▶ **Page excerpt**
Threads: Tangled Chaos

Welcome to the magical world of concurrency and parallelism.

If you have read about operating systems, you may be familiar with the term “Thread”. The simplest definition of a thread is: “A set of CPU instructions that can be executed independently.”

While this may sound straightforward, threads can be sophisticated and complex for many to understand. Therefore, let’s start by discussing about a process first..

Process - The running code.

Imagine you have written a program hello_world.cpp that prints "Hello World" on the screen.

Up until now, it’s just a flat file containing a set of instructions to be executed. When you want to run this program, the instructions will be parsed, and a Process Control Block (PCB) will be initialized for it. The operating system (OS) will allocate memory in the form of a stack and heap for the program, and then it will start executing.

The code inside hello_world.cpp looks like this:

#include <iostream>

int main(int argc, char *argv[]) {
  std::cout << "Hello World";
  return 0;
}

The main() function above can be referred to as the main thread. As you may have heard or read, the above is an example of a single-threaded application. It represents the simplest form of a single-threaded process.

When a process is created, at least one thread is always created, and it’s called the main thread.

It is often said that a thread is a lightweight process.

When a process is created, it is allocated a host of resources such as the page table, shared libraries, communication sockets, opened files, inter-process communication (IPC), heap memory, and a lot more…

When a thread is created (apart from the main thread), it shares the resources of the parent process, and the OS does not have to allocate or deallocate resources particularly for a thread.

However, threads have their separate stack memory, and a Thread Control Block (TCB) is always created to store the state of each thread. The TCB is used during the context switching of threads when a thread is preempted and later resumed.

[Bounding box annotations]
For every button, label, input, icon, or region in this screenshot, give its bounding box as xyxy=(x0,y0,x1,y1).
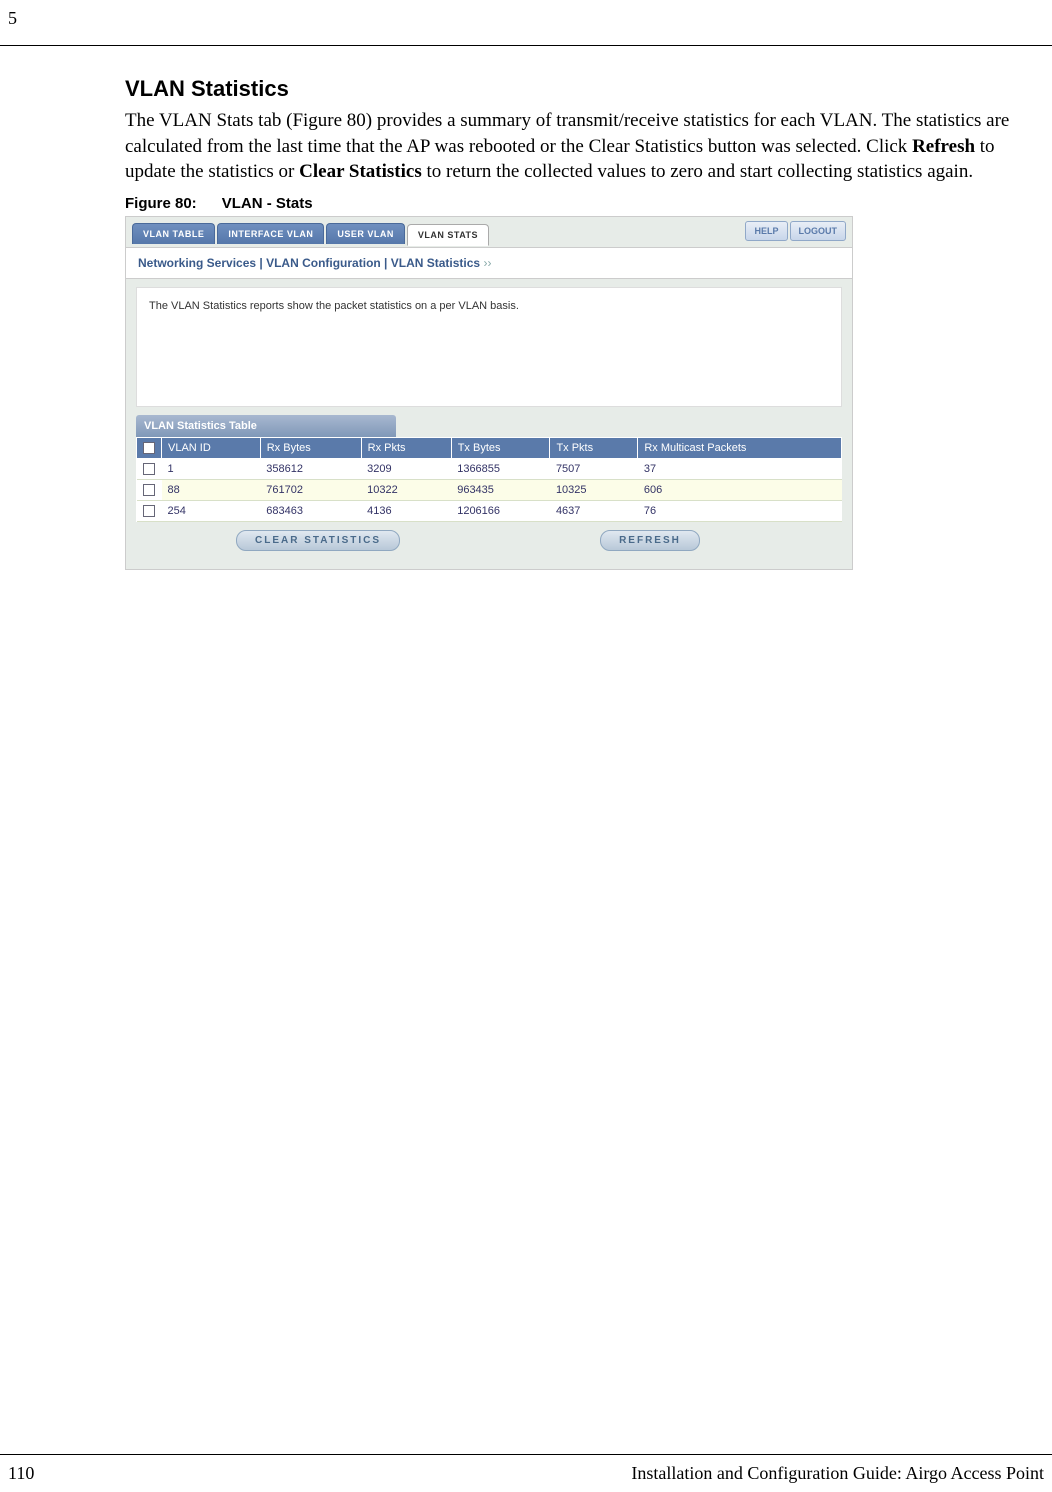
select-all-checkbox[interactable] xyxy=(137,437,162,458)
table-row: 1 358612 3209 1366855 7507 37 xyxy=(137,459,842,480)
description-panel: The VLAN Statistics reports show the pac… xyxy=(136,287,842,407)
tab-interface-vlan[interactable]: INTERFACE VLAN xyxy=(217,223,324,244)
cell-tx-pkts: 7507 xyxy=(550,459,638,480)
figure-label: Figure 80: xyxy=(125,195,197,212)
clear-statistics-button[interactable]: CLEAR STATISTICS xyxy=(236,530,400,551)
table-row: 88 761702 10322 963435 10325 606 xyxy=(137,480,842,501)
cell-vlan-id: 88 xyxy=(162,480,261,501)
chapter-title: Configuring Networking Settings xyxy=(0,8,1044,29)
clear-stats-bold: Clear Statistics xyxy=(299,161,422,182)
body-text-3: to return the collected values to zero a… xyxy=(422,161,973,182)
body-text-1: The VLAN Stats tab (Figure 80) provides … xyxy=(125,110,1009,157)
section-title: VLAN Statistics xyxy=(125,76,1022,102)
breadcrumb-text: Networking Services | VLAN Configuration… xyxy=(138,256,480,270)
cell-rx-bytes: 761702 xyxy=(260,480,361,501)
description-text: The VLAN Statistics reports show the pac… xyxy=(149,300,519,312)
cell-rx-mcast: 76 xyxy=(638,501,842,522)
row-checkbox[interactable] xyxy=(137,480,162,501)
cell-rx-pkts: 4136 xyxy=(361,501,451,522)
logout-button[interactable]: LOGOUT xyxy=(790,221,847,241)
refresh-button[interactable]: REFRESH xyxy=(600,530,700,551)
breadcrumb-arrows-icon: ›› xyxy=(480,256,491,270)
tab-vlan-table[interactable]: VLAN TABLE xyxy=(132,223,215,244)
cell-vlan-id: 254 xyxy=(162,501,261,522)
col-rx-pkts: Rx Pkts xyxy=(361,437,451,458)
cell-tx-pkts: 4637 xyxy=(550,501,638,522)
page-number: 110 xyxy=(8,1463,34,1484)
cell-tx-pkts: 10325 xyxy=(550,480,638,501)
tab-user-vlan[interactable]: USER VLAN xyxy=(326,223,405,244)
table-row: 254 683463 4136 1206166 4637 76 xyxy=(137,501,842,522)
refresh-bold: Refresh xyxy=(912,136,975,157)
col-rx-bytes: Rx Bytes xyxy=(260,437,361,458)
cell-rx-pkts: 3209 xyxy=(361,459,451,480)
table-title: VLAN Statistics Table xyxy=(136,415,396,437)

▶ **Problems and tasks**
(1) Rewrite the listing as a numbered list, starting at the line containing "select-all-checkbox[interactable] xyxy=(137,437,162,458)" and ending at the line containing "page-number: 110 xyxy=(8,1463,34,1484)", with blank lines omitted.
(2) Continue the page excerpt on threads and processes from its final sentence.

▶ **Expected responses**
(1)
1. select-all-checkbox[interactable] xyxy=(137,437,162,458)
2. table-row: 1 358612 3209 1366855 7507 37 xyxy=(137,459,842,480)
3. description-panel: The VLAN Statistics reports show the pac… xyxy=(136,287,842,407)
4. tab-interface-vlan[interactable]: INTERFACE VLAN xyxy=(217,223,324,244)
5. cell-tx-pkts: 7507 xyxy=(550,459,638,480)
6. figure-label: Figure 80: xyxy=(125,195,197,212)
7. clear-statistics-button[interactable]: CLEAR STATISTICS xyxy=(236,530,400,551)
8. table-row: 88 761702 10322 963435 10325 606 xyxy=(137,480,842,501)
9. cell-vlan-id: 88 xyxy=(162,480,261,501)
10. chapter-title: Configuring Networking Settings xyxy=(0,8,1044,29)
11. clear-stats-bold: Clear Statistics xyxy=(299,161,422,182)
12. body-text-3: to return the collected values to zero a… xyxy=(422,161,973,182)
13. body-text-1: The VLAN Stats tab (Figure 80) provides … xyxy=(125,110,1009,157)
14. section-title: VLAN Statistics xyxy=(125,76,1022,102)
15. breadcrumb-text: Networking Services | VLAN Configuration… xyxy=(138,256,480,270)
16. cell-rx-bytes: 761702 xyxy=(260,480,361,501)
17. description-text: The VLAN Statistics reports show the pac… xyxy=(149,300,519,312)
18. cell-rx-mcast: 76 xyxy=(638,501,842,522)
19. row-checkbox[interactable] xyxy=(137,480,162,501)
20. cell-rx-pkts: 4136 xyxy=(361,501,451,522)
21. logout-button[interactable]: LOGOUT xyxy=(790,221,847,241)
22. refresh-button[interactable]: REFRESH xyxy=(600,530,700,551)
23. breadcrumb-arrows-icon: ›› xyxy=(480,256,491,270)
24. tab-vlan-table[interactable]: VLAN TABLE xyxy=(132,223,215,244)
25. cell-vlan-id: 254 xyxy=(162,501,261,522)
26. col-rx-pkts: Rx Pkts xyxy=(361,437,451,458)
27. cell-tx-pkts: 4637 xyxy=(550,501,638,522)
28. page-number: 110 xyxy=(8,1463,34,1484)

(2)
Representation of a thread sharing the process resources! Credits: Operating System Concepts

Creating a thread in C++

Let’s take a look at a basic C++ program using threads:

#include <iostream>
#include <thread>

// A simple function to be executed in a separate thread
void greet()
{
    std::cout << "Hello from thread!" << std::endl;
}

int main()
{
    // Create a thread object and pass the function to be executed
    std::thread t1(greet);

    // Wait for the thread to finish
    t1.join();

    std::cout << "Hello from main!" << std::endl;

    return 0;
}

Since C++ 11, there’s a Thread library added to the language and folks do not have to use the PThread separately. In the above code, I have added comments to make things clear. Special attention should be given to the line t1.join(); which is essentially holding on the main() so that it should terminate after the thread has completed it’s execution!

Why we need threads?

Threads enable us to achieve concurrency.

Concurrency does not necessarily mean that a program will be faster. While threads help us achieve progression, speed is attained through parallelization.

Let me explain this statement with an example.

Understanding Concurrency

Suppose you have three roommates who love reading books. However, at any given time, they can only have a single book that they must finish reading within a specific duration.

All three roommates agree to follow a round-robin pattern for reading the book.

Person A starts reading and continues for an hour before taking a break. Person A notes down the page number and line number in a notebook or piece of paper, allowing them to resume from where they left off during the next reading session.

Now it’s time for Person B to read the book while Person A takes a break, but Person C still has to wait. Person B also reads for an hour, notes down the page and line numbers, and then hands over the book to Person C.

As you can see, when resources are limited (in this case, the book represents a single CPU), concurrency is slower than what we typically perceive. The notebook or piece of paper where the roommates record their reading progress is analogous to the Thread Control Block, and the process of switching the book from Person A to Person C is called context-switching.

Due to context-switching, concurrency is slower than parallelism.

Understanding Parallelism

Now let’s explore the concept of parallelization, where we increase the number of resources to avoid context-switching.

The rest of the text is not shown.